## WORK TO BE COMPLETED
Please transcribe the data that follows without the pictures, keeping every word the same.

____________

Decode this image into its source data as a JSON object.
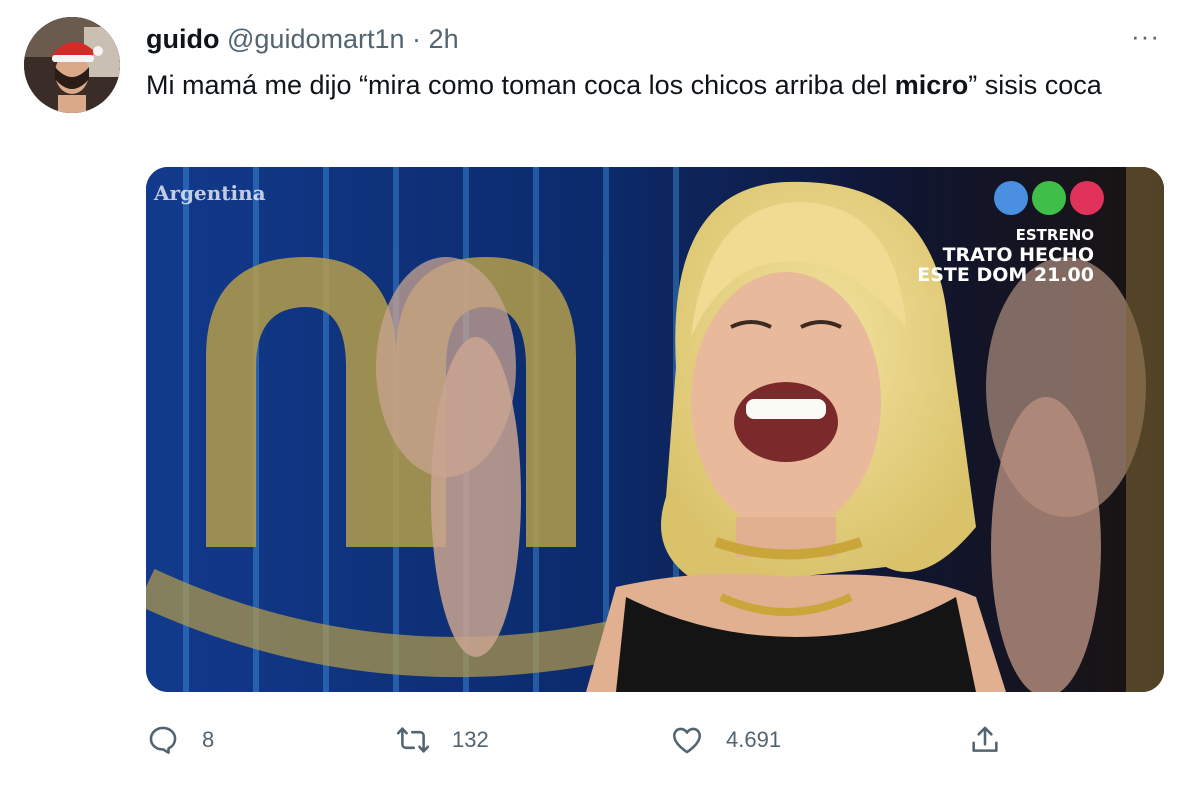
{
  "author": {
    "display_name": "guido",
    "handle": "@guidomart1n",
    "separator": "·",
    "time": "2h"
  },
  "more_label": "···",
  "tweet": {
    "text_before": "Mi mamá me dijo “mira como toman coca los chicos arriba del ",
    "text_bold": "micro",
    "text_after": "” sisis coca"
  },
  "media": {
    "corner_caption": "Argentina",
    "tv_promo": {
      "line1": "ESTRENO",
      "line2": "TRATO HECHO",
      "line3": "ESTE DOM 21.00"
    },
    "logo_colors": [
      "#4a8fe0",
      "#3fbf4a",
      "#e0325a"
    ]
  },
  "actions": {
    "reply": {
      "icon": "reply-icon",
      "count": "8"
    },
    "retweet": {
      "icon": "retweet-icon",
      "count": "132"
    },
    "like": {
      "icon": "heart-icon",
      "count": "4.691"
    },
    "share": {
      "icon": "share-icon"
    }
  },
  "colors": {
    "text_primary": "#0f1419",
    "text_secondary": "#536471"
  }
}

____________

## FULL ANSWER
Decode this image into its source data as a JSON object.
{
  "author": {
    "display_name": "guido",
    "handle": "@guidomart1n",
    "separator": "·",
    "time": "2h"
  },
  "more_label": "···",
  "tweet": {
    "text_before": "Mi mamá me dijo “mira como toman coca los chicos arriba del ",
    "text_bold": "micro",
    "text_after": "” sisis coca"
  },
  "media": {
    "corner_caption": "Argentina",
    "tv_promo": {
      "line1": "ESTRENO",
      "line2": "TRATO HECHO",
      "line3": "ESTE DOM 21.00"
    },
    "logo_colors": [
      "#4a8fe0",
      "#3fbf4a",
      "#e0325a"
    ]
  },
  "actions": {
    "reply": {
      "icon": "reply-icon",
      "count": "8"
    },
    "retweet": {
      "icon": "retweet-icon",
      "count": "132"
    },
    "like": {
      "icon": "heart-icon",
      "count": "4.691"
    },
    "share": {
      "icon": "share-icon"
    }
  },
  "colors": {
    "text_primary": "#0f1419",
    "text_secondary": "#536471"
  }
}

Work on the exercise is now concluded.